### Required task
In the listing below, how many lines contain the word "Streaming"? Please respond with the number only.

### Information shown
<<<<
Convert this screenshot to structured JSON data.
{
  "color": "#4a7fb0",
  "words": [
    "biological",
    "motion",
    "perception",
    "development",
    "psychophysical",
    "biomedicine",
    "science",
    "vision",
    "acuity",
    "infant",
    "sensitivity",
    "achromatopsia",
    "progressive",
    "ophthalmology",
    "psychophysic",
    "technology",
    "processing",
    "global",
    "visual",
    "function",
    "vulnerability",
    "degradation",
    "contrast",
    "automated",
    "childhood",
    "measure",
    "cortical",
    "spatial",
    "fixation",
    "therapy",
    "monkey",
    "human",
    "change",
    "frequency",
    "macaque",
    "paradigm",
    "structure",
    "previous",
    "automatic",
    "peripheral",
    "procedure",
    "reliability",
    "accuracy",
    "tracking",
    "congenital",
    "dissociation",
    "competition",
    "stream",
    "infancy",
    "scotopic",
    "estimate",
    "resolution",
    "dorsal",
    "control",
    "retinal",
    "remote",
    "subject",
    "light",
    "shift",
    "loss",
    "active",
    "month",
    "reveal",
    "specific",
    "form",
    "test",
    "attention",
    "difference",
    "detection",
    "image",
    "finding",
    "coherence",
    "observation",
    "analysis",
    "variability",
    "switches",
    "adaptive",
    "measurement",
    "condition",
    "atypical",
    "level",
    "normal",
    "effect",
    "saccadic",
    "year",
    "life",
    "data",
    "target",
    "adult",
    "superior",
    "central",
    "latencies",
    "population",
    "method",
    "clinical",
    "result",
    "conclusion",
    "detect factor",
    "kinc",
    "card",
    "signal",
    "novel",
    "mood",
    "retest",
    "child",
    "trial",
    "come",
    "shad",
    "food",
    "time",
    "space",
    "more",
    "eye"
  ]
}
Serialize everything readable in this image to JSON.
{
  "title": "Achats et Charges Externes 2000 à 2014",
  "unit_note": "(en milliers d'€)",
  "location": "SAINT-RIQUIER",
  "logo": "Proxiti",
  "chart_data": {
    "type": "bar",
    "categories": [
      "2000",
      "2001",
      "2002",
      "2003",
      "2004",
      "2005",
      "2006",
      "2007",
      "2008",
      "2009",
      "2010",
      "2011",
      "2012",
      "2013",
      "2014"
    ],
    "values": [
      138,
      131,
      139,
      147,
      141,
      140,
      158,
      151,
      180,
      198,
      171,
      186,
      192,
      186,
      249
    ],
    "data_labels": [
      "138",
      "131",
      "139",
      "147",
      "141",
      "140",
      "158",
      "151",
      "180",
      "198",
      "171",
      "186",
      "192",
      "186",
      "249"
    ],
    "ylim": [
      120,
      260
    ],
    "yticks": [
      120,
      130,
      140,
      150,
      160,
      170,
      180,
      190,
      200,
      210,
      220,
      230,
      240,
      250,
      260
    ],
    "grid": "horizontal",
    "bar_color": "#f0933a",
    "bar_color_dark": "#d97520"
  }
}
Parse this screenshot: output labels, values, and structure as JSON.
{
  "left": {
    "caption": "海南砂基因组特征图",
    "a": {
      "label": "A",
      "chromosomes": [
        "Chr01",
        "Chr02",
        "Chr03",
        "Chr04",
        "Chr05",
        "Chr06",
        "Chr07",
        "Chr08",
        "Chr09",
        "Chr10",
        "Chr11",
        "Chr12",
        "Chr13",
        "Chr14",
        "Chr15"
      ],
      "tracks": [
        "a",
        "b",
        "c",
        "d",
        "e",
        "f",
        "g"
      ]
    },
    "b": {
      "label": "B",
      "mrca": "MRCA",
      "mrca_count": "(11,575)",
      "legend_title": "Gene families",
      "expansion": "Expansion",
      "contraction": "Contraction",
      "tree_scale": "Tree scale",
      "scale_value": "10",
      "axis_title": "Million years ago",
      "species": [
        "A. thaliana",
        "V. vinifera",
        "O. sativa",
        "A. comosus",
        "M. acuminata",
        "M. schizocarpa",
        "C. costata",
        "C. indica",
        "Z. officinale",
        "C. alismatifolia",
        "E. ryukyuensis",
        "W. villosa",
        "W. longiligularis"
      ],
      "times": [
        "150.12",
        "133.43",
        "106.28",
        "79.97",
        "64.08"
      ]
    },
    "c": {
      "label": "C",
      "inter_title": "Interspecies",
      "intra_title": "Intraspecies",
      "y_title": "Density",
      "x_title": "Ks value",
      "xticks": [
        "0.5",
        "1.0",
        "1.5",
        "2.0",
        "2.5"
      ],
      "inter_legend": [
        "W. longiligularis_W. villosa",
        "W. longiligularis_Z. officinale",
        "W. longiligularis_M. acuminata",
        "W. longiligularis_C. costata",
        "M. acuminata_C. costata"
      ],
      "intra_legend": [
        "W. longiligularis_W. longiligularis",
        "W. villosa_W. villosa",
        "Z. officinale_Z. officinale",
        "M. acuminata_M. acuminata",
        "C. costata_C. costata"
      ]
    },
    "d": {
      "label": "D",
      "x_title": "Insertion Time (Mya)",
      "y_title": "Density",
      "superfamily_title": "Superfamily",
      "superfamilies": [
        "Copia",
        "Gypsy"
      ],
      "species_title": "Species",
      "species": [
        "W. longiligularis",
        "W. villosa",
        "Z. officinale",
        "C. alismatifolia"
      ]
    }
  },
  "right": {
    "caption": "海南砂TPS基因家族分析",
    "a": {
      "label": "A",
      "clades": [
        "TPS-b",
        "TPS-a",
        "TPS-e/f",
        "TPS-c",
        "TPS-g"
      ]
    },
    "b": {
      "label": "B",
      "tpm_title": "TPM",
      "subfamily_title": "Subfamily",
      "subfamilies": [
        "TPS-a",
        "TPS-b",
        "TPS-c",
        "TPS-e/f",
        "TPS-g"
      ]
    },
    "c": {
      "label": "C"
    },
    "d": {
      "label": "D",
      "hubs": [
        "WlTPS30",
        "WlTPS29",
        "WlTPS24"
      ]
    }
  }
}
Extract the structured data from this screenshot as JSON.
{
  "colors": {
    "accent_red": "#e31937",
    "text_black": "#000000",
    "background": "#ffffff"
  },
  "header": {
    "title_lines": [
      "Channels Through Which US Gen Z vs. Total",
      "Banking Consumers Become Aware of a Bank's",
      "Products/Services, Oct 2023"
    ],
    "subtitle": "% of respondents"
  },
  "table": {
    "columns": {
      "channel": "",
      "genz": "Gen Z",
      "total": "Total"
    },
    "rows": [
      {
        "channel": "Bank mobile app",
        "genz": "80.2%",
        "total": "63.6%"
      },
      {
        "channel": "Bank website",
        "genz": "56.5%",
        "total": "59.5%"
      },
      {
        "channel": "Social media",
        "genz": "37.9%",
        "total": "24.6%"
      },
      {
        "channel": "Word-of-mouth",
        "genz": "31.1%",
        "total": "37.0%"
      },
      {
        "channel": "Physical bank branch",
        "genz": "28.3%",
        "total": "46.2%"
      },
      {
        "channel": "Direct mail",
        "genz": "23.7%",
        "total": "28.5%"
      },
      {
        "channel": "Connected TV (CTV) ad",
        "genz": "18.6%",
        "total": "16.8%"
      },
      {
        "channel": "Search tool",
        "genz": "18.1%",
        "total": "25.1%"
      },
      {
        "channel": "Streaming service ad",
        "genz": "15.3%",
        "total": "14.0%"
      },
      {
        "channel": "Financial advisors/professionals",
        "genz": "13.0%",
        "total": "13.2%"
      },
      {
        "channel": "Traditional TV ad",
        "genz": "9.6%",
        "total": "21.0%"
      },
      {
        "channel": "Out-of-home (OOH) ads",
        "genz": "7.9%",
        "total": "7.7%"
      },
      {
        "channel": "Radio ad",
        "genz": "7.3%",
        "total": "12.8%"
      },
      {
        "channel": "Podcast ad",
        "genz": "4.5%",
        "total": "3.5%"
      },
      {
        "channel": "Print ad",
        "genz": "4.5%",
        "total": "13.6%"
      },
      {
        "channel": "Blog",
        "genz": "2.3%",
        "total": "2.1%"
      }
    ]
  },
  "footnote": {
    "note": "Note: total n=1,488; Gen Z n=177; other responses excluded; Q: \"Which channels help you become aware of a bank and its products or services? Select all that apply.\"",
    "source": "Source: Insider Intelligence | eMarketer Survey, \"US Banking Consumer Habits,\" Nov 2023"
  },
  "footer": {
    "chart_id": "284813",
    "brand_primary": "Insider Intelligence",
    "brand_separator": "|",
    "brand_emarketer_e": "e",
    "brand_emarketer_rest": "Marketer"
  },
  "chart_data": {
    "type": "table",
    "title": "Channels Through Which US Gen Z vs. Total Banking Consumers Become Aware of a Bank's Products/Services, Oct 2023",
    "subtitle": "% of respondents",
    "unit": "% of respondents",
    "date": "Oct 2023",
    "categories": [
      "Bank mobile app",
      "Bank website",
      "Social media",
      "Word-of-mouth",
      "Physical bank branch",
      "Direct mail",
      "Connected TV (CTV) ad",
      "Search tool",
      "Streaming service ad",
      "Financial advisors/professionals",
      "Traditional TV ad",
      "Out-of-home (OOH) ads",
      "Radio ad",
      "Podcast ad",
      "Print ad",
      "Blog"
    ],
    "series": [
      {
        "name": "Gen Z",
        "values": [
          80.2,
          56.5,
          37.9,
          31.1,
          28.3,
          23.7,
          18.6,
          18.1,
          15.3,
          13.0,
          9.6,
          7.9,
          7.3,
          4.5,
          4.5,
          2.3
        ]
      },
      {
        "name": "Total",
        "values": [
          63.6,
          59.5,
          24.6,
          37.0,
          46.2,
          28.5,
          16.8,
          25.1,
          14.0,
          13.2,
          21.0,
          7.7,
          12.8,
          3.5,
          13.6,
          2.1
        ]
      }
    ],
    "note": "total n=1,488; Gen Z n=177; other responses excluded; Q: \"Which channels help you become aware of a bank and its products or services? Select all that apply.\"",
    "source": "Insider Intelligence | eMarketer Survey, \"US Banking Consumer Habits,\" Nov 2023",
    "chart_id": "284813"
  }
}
>>>>
### Solution to this problem
2